Data to process
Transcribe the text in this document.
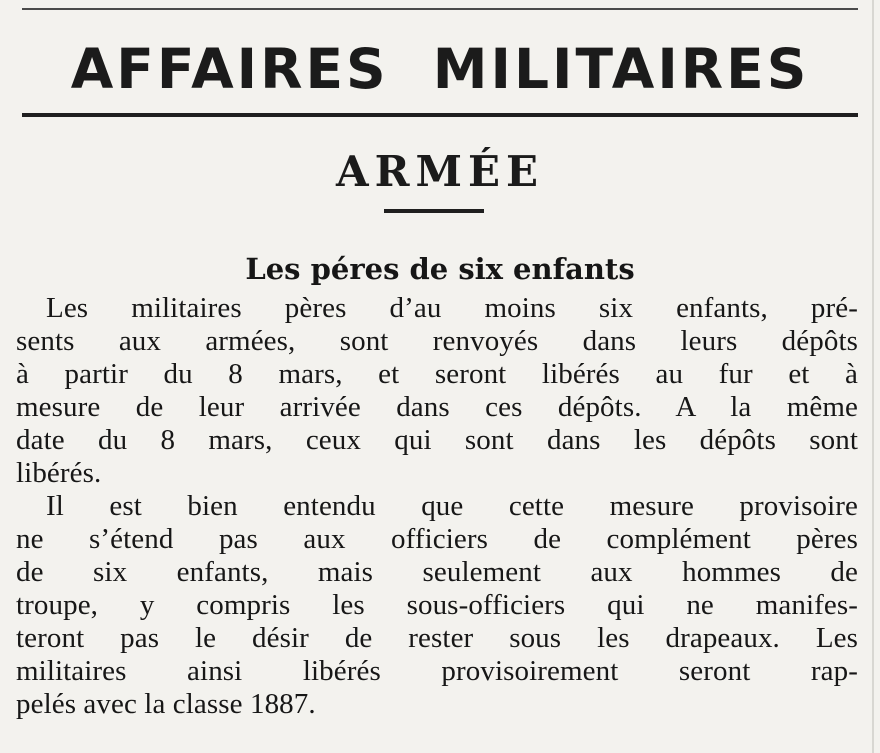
AFFAIRES MILITAIRES
ARMÉE
Les péres de six enfants
Les militaires pères d’au moins six enfants, pré-
sents aux armées, sont renvoyés dans leurs dépôts
à partir du 8 mars, et seront libérés au fur et à
mesure de leur arrivée dans ces dépôts. A la même
date du 8 mars, ceux qui sont dans les dépôts sont
libérés.
Il est bien entendu que cette mesure provisoire
ne s’étend pas aux officiers de complément pères
de six enfants, mais seulement aux hommes de
troupe, y compris les sous-officiers qui ne manifes-
teront pas le désir de rester sous les drapeaux. Les
militaires ainsi libérés provisoirement seront rap-
pelés avec la classe 1887.
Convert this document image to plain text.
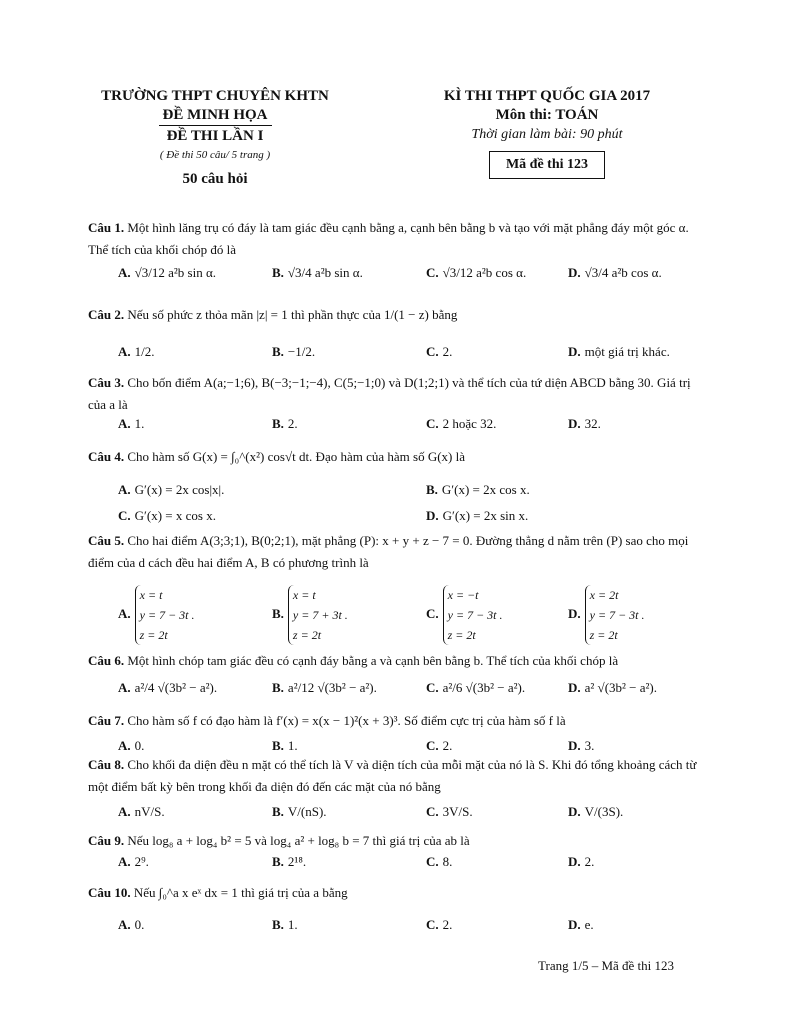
TRƯỜNG THPT CHUYÊN KHTN
ĐỀ MINH HỌA
ĐỀ THI LẦN I
( Đề thi 50 câu/ 5 trang )
50 câu hỏi
KÌ THI THPT QUỐC GIA 2017
Môn thi: TOÁN
Thời gian làm bài: 90 phút
Mã đề thi 123
Câu 1. Một hình lăng trụ có đáy là tam giác đều cạnh bằng a, cạnh bên bằng b và tạo với mặt phẳng đáy một góc α. Thể tích của khối chóp đó là
A. √3/12 a²b sin α.	B. √3/4 a²b sin α.	C. √3/12 a²b cos α.	D. √3/4 a²b cos α.
Câu 2. Nếu số phức z thỏa mãn |z| = 1 thì phần thực của 1/(1 − z) bằng
A. 1/2.	B. −1/2.	C. 2.	D. một giá trị khác.
Câu 3. Cho bốn điểm A(a;−1;6), B(−3;−1;−4), C(5;−1;0) và D(1;2;1) và thể tích của tứ diện ABCD bằng 30. Giá trị của a là
A. 1.	B. 2.	C. 2 hoặc 32.	D. 32.
Câu 4. Cho hàm số G(x) = ∫₀^(x²) cos√t dt. Đạo hàm của hàm số G(x) là
A. G′(x) = 2x cos|x|.	B. G′(x) = 2x cos x.
C. G′(x) = x cos x.	D. G′(x) = 2x sin x.
Câu 5. Cho hai điểm A(3;3;1), B(0;2;1), mặt phẳng (P): x + y + z − 7 = 0. Đường thẳng d nằm trên (P) sao cho mọi điểm của d cách đều hai điểm A, B có phương trình là
A.
x = t
y = 7 − 3t .
z = 2t
B.
x = t
y = 7 + 3t .
z = 2t
C.
x = −t
y = 7 − 3t .
z = 2t
D.
x = 2t
y = 7 − 3t .
z = 2t
Câu 6. Một hình chóp tam giác đều có cạnh đáy bằng a và cạnh bên bằng b. Thể tích của khối chóp là
A. a²/4 √(3b² − a²).	B. a²/12 √(3b² − a²).	C. a²/6 √(3b² − a²).	D. a² √(3b² − a²).
Câu 7. Cho hàm số f có đạo hàm là f′(x) = x(x − 1)²(x + 3)³. Số điểm cực trị của hàm số f là
A. 0.	B. 1.	C. 2.	D. 3.
Câu 8. Cho khối đa diện đều n mặt có thể tích là V và diện tích của mỗi mặt của nó là S. Khi đó tổng khoảng cách từ một điểm bất kỳ bên trong khối đa diện đó đến các mặt của nó bằng
A. nV/S.	B. V/(nS).	C. 3V/S.	D. V/(3S).
Câu 9. Nếu log₈ a + log₄ b² = 5 và log₄ a² + log₈ b = 7 thì giá trị của ab là
A. 2⁹.	B. 2¹⁸.	C. 8.	D. 2.
Câu 10. Nếu ∫₀^a x eˣ dx = 1 thì giá trị của a bằng
A. 0.	B. 1.	C. 2.	D. e.
Trang 1/5 – Mã đề thi 123
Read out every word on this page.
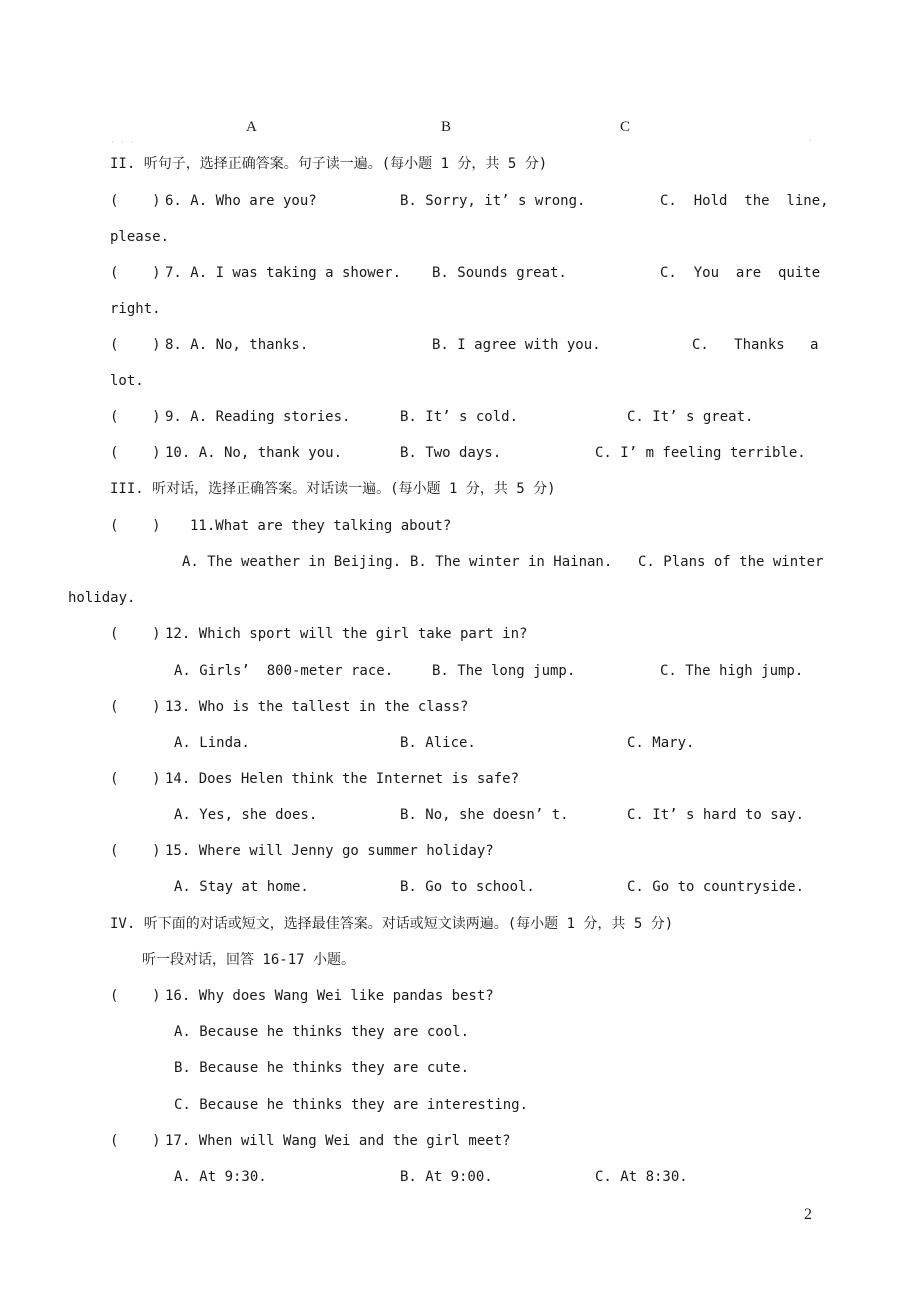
A	B	C
. . .	.
II. 听句子，选择正确答案。句子读一遍。(每小题 1 分，共 5 分)
(    ) 6. A. Who are you?	B. Sorry, it’ s wrong.	C.  Hold  the  line,
please.
(    ) 7. A. I was taking a shower. B. Sounds great.	C.  You  are  quite
right.
(    ) 8. A. No, thanks.	B. I agree with you.	C.   Thanks   a
lot.
(    ) 9. A. Reading stories.	B. It’ s cold.	C. It’ s great.
(    ) 10. A. No, thank you.	B. Two days.	C. I’ m feeling terrible.
III. 听对话，选择正确答案。对话读一遍。(每小题 1 分，共 5 分)
(    ) 11.What are they talking about?
A. The weather in Beijing. B. The winter in Hainan. C. Plans of the winter
holiday.
(    ) 12. Which sport will the girl take part in?
A. Girls’  800-meter race.	B. The long jump.	C. The high jump.
(    ) 13. Who is the tallest in the class?
A. Linda.	B. Alice.	C. Mary.
(    ) 14. Does Helen think the Internet is safe?
A. Yes, she does.	B. No, she doesn’ t.	C. It’ s hard to say.
(    ) 15. Where will Jenny go summer holiday?
A. Stay at home.	B. Go to school.	C. Go to countryside.
IV. 听下面的对话或短文，选择最佳答案。对话或短文读两遍。(每小题 1 分，共 5 分)
听一段对话，回答 16-17 小题。
(    ) 16. Why does Wang Wei like pandas best?
A. Because he thinks they are cool.
B. Because he thinks they are cute.
C. Because he thinks they are interesting.
(    ) 17. When will Wang Wei and the girl meet?
A. At 9:30.	B. At 9:00.	C. At 8:30.
2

What you have to do
Check every line for "phẳng" and show the ones that have it.

Finished answer
Câu 1. Một hình lăng trụ có đáy là tam giác đều cạnh bằng a, cạnh bên bằng b và tạo với mặt phẳng đáy một góc α. Thể tích của khối chóp đó là
Câu 5. Cho hai điểm A(3;3;1), B(0;2;1), mặt phẳng (P): x + y + z − 7 = 0. Đường thẳng d nằm trên (P) sao cho mọi điểm của d cách đều hai điểm A, B có phương trình là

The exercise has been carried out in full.